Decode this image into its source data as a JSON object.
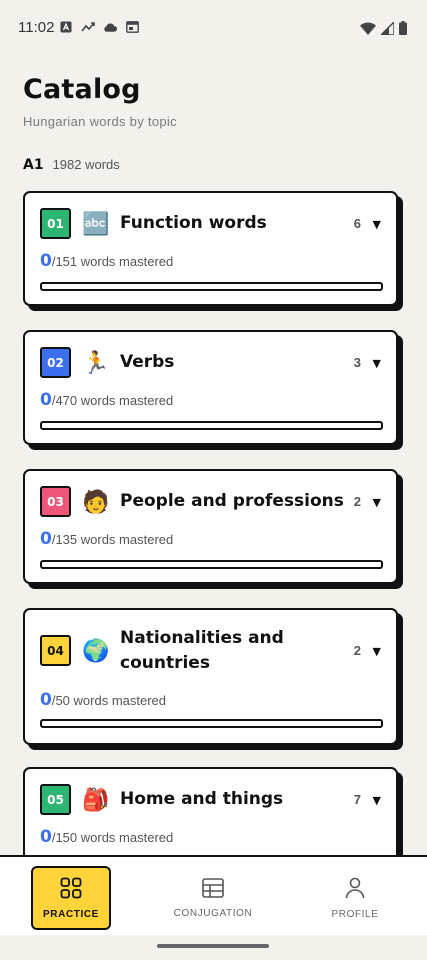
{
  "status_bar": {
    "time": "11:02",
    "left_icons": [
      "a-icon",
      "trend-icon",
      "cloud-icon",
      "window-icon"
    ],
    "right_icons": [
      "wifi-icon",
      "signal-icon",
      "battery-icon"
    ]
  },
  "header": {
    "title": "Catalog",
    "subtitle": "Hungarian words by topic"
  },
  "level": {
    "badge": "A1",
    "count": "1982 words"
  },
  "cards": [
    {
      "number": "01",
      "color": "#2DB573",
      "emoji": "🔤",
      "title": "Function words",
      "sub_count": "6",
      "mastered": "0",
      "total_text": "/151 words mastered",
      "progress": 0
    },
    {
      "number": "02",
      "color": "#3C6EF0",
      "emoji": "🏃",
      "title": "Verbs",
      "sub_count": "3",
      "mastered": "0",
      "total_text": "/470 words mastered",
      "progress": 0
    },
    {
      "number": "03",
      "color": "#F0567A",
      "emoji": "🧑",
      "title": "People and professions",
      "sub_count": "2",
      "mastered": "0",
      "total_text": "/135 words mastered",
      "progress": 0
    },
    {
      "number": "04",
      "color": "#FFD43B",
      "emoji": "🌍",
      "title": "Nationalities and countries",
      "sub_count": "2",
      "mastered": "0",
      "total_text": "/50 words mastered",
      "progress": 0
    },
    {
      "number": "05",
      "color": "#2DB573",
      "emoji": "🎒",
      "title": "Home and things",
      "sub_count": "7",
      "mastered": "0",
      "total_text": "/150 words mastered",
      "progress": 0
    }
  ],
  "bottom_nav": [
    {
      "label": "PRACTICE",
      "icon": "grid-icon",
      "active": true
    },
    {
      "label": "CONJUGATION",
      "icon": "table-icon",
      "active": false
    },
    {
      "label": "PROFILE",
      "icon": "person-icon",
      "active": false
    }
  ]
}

==

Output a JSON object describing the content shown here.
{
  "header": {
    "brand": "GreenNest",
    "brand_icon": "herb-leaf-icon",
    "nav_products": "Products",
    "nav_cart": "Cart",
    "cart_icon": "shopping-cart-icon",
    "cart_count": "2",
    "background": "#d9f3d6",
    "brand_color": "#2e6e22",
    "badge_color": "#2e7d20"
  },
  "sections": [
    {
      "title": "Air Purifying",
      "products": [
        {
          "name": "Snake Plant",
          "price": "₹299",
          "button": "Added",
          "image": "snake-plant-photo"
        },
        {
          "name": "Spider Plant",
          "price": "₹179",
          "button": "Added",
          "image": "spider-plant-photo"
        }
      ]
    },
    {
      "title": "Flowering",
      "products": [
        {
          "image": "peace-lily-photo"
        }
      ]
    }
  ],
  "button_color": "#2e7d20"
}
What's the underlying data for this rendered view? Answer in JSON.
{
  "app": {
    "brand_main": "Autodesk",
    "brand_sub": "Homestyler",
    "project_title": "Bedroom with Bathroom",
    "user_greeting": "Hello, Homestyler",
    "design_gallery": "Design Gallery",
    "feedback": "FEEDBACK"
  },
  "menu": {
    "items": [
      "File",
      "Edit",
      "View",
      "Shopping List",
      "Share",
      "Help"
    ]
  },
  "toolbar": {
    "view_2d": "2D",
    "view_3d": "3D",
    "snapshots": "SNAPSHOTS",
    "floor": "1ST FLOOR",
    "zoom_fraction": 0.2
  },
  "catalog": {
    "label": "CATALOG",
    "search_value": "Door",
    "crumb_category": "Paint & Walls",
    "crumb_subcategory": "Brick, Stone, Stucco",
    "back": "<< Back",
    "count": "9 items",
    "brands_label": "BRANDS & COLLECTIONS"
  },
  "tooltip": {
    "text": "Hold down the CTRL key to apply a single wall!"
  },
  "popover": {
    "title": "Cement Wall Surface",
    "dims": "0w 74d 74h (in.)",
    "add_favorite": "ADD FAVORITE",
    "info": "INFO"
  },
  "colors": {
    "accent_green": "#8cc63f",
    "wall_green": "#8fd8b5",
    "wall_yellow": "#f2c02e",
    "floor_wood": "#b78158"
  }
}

§ Set task: Show each line of the data that contains the string "photo".

§ Solution for this exercise:
          "image": "snake-plant-photo"
          "image": "spider-plant-photo"
          "image": "peace-lily-photo"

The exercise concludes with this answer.